• [Prompt]
Write out the whole listing, matching it exactly.

— Start —

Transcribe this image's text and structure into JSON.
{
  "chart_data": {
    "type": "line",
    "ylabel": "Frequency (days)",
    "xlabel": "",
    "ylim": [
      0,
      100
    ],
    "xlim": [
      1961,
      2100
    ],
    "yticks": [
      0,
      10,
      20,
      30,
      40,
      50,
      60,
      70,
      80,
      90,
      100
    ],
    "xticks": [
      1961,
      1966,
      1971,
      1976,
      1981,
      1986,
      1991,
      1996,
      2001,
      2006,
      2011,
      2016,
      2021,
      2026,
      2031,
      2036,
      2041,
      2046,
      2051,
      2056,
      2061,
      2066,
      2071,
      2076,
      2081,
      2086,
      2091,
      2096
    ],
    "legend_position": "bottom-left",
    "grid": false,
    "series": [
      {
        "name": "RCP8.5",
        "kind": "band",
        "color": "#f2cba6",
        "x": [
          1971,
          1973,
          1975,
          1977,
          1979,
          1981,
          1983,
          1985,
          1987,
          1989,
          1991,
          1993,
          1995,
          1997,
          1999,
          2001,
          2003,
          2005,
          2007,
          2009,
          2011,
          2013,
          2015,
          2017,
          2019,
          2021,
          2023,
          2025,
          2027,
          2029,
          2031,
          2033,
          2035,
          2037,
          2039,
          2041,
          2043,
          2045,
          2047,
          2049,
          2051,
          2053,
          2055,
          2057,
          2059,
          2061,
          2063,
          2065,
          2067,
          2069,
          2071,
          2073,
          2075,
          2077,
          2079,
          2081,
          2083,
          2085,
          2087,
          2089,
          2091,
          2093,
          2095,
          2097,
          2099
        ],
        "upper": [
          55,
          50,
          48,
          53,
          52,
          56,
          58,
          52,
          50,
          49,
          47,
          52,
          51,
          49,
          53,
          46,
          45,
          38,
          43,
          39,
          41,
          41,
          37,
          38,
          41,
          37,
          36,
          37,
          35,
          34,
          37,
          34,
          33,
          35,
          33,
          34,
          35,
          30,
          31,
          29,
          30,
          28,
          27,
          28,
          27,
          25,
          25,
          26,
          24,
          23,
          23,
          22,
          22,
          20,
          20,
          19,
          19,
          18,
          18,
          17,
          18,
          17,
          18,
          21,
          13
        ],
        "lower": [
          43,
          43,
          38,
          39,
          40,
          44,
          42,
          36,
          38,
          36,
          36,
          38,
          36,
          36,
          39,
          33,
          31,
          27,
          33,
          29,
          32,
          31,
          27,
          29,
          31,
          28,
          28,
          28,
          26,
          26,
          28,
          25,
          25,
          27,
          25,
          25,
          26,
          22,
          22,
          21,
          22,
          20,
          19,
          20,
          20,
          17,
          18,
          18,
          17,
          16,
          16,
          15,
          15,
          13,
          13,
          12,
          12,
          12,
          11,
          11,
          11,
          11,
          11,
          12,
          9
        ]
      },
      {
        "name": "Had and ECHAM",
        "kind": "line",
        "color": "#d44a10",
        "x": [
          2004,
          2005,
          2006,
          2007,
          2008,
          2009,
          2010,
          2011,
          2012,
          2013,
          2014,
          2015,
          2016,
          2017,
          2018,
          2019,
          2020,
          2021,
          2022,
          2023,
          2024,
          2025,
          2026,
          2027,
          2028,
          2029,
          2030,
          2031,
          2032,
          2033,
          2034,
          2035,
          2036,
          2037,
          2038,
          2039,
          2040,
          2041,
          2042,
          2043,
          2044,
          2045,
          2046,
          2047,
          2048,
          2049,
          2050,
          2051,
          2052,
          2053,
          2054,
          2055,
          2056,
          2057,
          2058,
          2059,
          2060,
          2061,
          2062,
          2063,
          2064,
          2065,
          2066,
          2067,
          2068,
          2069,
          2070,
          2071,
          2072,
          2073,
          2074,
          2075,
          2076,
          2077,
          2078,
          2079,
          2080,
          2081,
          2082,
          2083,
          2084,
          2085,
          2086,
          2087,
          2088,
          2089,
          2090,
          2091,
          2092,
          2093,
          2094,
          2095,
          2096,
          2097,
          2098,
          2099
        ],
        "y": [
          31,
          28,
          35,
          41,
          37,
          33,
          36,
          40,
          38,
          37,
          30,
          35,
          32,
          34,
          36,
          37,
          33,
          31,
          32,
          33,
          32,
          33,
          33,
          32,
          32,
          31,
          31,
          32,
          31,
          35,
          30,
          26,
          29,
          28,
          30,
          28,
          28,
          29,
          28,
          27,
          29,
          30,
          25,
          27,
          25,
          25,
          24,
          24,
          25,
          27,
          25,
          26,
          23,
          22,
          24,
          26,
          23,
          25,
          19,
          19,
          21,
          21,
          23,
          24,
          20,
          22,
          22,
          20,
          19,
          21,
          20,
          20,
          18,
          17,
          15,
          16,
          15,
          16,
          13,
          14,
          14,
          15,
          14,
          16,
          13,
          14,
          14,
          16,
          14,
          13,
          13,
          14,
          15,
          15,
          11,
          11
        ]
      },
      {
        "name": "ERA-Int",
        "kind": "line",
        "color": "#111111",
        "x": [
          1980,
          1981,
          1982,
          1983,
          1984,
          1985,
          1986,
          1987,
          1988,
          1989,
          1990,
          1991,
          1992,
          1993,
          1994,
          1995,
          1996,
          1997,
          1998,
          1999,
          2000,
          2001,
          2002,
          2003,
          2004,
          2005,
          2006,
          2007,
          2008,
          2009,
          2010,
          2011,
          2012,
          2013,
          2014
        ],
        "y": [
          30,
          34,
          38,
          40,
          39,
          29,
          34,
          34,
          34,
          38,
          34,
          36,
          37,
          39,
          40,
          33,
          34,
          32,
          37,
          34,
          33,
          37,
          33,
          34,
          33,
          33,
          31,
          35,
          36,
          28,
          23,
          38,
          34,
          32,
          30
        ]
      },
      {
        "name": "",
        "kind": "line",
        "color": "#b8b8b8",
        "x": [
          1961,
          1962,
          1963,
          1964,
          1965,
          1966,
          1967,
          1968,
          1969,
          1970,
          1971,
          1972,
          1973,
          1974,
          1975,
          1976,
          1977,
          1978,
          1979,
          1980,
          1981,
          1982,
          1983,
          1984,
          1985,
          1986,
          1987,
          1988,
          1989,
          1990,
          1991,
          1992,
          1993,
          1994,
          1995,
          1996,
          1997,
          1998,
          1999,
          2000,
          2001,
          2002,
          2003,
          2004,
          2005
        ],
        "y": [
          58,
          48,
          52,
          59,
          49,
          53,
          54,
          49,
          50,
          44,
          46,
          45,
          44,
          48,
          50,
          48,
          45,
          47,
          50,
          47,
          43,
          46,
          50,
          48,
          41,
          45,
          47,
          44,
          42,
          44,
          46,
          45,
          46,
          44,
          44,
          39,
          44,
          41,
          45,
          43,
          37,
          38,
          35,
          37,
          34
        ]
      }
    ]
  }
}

— End —

• [Answer for the task]
Transcribe this image's text and structure into JSON.
{
  "chart_data": {
    "type": "line",
    "ylabel": "Frequency (days)",
    "xlabel": "",
    "ylim": [
      0,
      100
    ],
    "xlim": [
      1961,
      2100
    ],
    "yticks": [
      0,
      10,
      20,
      30,
      40,
      50,
      60,
      70,
      80,
      90,
      100
    ],
    "xticks": [
      1961,
      1966,
      1971,
      1976,
      1981,
      1986,
      1991,
      1996,
      2001,
      2006,
      2011,
      2016,
      2021,
      2026,
      2031,
      2036,
      2041,
      2046,
      2051,
      2056,
      2061,
      2066,
      2071,
      2076,
      2081,
      2086,
      2091,
      2096
    ],
    "legend_position": "bottom-left",
    "grid": false,
    "series": [
      {
        "name": "RCP8.5",
        "kind": "band",
        "color": "#f2cba6",
        "x": [
          1971,
          1973,
          1975,
          1977,
          1979,
          1981,
          1983,
          1985,
          1987,
          1989,
          1991,
          1993,
          1995,
          1997,
          1999,
          2001,
          2003,
          2005,
          2007,
          2009,
          2011,
          2013,
          2015,
          2017,
          2019,
          2021,
          2023,
          2025,
          2027,
          2029,
          2031,
          2033,
          2035,
          2037,
          2039,
          2041,
          2043,
          2045,
          2047,
          2049,
          2051,
          2053,
          2055,
          2057,
          2059,
          2061,
          2063,
          2065,
          2067,
          2069,
          2071,
          2073,
          2075,
          2077,
          2079,
          2081,
          2083,
          2085,
          2087,
          2089,
          2091,
          2093,
          2095,
          2097,
          2099
        ],
        "upper": [
          55,
          50,
          48,
          53,
          52,
          56,
          58,
          52,
          50,
          49,
          47,
          52,
          51,
          49,
          53,
          46,
          45,
          38,
          43,
          39,
          41,
          41,
          37,
          38,
          41,
          37,
          36,
          37,
          35,
          34,
          37,
          34,
          33,
          35,
          33,
          34,
          35,
          30,
          31,
          29,
          30,
          28,
          27,
          28,
          27,
          25,
          25,
          26,
          24,
          23,
          23,
          22,
          22,
          20,
          20,
          19,
          19,
          18,
          18,
          17,
          18,
          17,
          18,
          21,
          13
        ],
        "lower": [
          43,
          43,
          38,
          39,
          40,
          44,
          42,
          36,
          38,
          36,
          36,
          38,
          36,
          36,
          39,
          33,
          31,
          27,
          33,
          29,
          32,
          31,
          27,
          29,
          31,
          28,
          28,
          28,
          26,
          26,
          28,
          25,
          25,
          27,
          25,
          25,
          26,
          22,
          22,
          21,
          22,
          20,
          19,
          20,
          20,
          17,
          18,
          18,
          17,
          16,
          16,
          15,
          15,
          13,
          13,
          12,
          12,
          12,
          11,
          11,
          11,
          11,
          11,
          12,
          9
        ]
      },
      {
        "name": "Had and ECHAM",
        "kind": "line",
        "color": "#d44a10",
        "x": [
          2004,
          2005,
          2006,
          2007,
          2008,
          2009,
          2010,
          2011,
          2012,
          2013,
          2014,
          2015,
          2016,
          2017,
          2018,
          2019,
          2020,
          2021,
          2022,
          2023,
          2024,
          2025,
          2026,
          2027,
          2028,
          2029,
          2030,
          2031,
          2032,
          2033,
          2034,
          2035,
          2036,
          2037,
          2038,
          2039,
          2040,
          2041,
          2042,
          2043,
          2044,
          2045,
          2046,
          2047,
          2048,
          2049,
          2050,
          2051,
          2052,
          2053,
          2054,
          2055,
          2056,
          2057,
          2058,
          2059,
          2060,
          2061,
          2062,
          2063,
          2064,
          2065,
          2066,
          2067,
          2068,
          2069,
          2070,
          2071,
          2072,
          2073,
          2074,
          2075,
          2076,
          2077,
          2078,
          2079,
          2080,
          2081,
          2082,
          2083,
          2084,
          2085,
          2086,
          2087,
          2088,
          2089,
          2090,
          2091,
          2092,
          2093,
          2094,
          2095,
          2096,
          2097,
          2098,
          2099
        ],
        "y": [
          31,
          28,
          35,
          41,
          37,
          33,
          36,
          40,
          38,
          37,
          30,
          35,
          32,
          34,
          36,
          37,
          33,
          31,
          32,
          33,
          32,
          33,
          33,
          32,
          32,
          31,
          31,
          32,
          31,
          35,
          30,
          26,
          29,
          28,
          30,
          28,
          28,
          29,
          28,
          27,
          29,
          30,
          25,
          27,
          25,
          25,
          24,
          24,
          25,
          27,
          25,
          26,
          23,
          22,
          24,
          26,
          23,
          25,
          19,
          19,
          21,
          21,
          23,
          24,
          20,
          22,
          22,
          20,
          19,
          21,
          20,
          20,
          18,
          17,
          15,
          16,
          15,
          16,
          13,
          14,
          14,
          15,
          14,
          16,
          13,
          14,
          14,
          16,
          14,
          13,
          13,
          14,
          15,
          15,
          11,
          11
        ]
      },
      {
        "name": "ERA-Int",
        "kind": "line",
        "color": "#111111",
        "x": [
          1980,
          1981,
          1982,
          1983,
          1984,
          1985,
          1986,
          1987,
          1988,
          1989,
          1990,
          1991,
          1992,
          1993,
          1994,
          1995,
          1996,
          1997,
          1998,
          1999,
          2000,
          2001,
          2002,
          2003,
          2004,
          2005,
          2006,
          2007,
          2008,
          2009,
          2010,
          2011,
          2012,
          2013,
          2014
        ],
        "y": [
          30,
          34,
          38,
          40,
          39,
          29,
          34,
          34,
          34,
          38,
          34,
          36,
          37,
          39,
          40,
          33,
          34,
          32,
          37,
          34,
          33,
          37,
          33,
          34,
          33,
          33,
          31,
          35,
          36,
          28,
          23,
          38,
          34,
          32,
          30
        ]
      },
      {
        "name": "",
        "kind": "line",
        "color": "#b8b8b8",
        "x": [
          1961,
          1962,
          1963,
          1964,
          1965,
          1966,
          1967,
          1968,
          1969,
          1970,
          1971,
          1972,
          1973,
          1974,
          1975,
          1976,
          1977,
          1978,
          1979,
          1980,
          1981,
          1982,
          1983,
          1984,
          1985,
          1986,
          1987,
          1988,
          1989,
          1990,
          1991,
          1992,
          1993,
          1994,
          1995,
          1996,
          1997,
          1998,
          1999,
          2000,
          2001,
          2002,
          2003,
          2004,
          2005
        ],
        "y": [
          58,
          48,
          52,
          59,
          49,
          53,
          54,
          49,
          50,
          44,
          46,
          45,
          44,
          48,
          50,
          48,
          45,
          47,
          50,
          47,
          43,
          46,
          50,
          48,
          41,
          45,
          47,
          44,
          42,
          44,
          46,
          45,
          46,
          44,
          44,
          39,
          44,
          41,
          45,
          43,
          37,
          38,
          35,
          37,
          34
        ]
      }
    ]
  }
}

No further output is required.